[Dataset rows about figures]
=-=-=
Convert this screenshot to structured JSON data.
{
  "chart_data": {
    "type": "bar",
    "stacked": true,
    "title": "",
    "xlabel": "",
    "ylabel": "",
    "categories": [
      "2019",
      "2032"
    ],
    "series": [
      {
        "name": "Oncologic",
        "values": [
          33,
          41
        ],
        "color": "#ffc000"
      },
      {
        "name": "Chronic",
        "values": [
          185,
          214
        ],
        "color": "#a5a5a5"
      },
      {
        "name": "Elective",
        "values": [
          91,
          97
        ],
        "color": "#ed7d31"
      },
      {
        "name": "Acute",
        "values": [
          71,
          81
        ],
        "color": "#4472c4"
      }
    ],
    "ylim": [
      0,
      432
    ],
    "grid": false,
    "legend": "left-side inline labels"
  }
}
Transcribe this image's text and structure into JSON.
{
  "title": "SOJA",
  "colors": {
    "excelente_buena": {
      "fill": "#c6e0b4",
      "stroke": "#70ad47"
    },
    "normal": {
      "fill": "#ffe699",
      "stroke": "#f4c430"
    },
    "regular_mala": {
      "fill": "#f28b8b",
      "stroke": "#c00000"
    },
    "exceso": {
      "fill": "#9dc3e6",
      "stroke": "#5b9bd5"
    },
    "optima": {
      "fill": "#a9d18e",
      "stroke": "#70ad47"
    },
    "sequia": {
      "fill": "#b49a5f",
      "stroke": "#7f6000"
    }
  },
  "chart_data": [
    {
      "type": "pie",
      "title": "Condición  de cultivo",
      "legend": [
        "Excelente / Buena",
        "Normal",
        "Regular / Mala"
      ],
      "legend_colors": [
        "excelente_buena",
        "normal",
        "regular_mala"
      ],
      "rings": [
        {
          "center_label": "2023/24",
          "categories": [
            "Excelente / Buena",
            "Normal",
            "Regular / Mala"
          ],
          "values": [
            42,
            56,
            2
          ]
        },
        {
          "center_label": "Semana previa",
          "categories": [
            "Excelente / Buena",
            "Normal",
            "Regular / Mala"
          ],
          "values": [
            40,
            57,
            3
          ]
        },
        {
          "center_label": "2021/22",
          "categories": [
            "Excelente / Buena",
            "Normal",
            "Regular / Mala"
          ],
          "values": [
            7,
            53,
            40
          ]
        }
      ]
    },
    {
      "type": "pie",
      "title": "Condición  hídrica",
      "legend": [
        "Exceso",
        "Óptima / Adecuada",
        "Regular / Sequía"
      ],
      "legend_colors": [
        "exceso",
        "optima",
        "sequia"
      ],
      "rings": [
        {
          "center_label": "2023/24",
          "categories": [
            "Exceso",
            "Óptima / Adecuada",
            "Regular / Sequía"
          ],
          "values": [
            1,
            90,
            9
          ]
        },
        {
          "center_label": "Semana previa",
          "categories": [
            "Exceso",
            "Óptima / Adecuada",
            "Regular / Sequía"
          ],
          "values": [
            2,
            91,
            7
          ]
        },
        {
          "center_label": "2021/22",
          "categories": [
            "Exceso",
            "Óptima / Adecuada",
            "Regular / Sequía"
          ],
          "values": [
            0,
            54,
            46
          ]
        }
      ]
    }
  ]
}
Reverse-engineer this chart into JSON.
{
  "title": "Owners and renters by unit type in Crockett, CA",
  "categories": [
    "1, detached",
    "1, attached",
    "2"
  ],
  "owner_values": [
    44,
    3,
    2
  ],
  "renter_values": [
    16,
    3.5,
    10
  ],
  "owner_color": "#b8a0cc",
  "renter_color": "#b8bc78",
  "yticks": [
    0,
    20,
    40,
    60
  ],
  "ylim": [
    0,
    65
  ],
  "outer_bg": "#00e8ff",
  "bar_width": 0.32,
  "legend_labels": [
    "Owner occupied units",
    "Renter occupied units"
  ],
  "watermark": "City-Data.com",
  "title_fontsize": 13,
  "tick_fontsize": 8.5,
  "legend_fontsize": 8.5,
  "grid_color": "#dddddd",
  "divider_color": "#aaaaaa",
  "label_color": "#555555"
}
=-=-=
Scan the data above and copy every line with "type" in it.

    "type": "bar",
      "type": "pie",
      "type": "pie",
  "title": "Owners and renters by unit type in Crockett, CA",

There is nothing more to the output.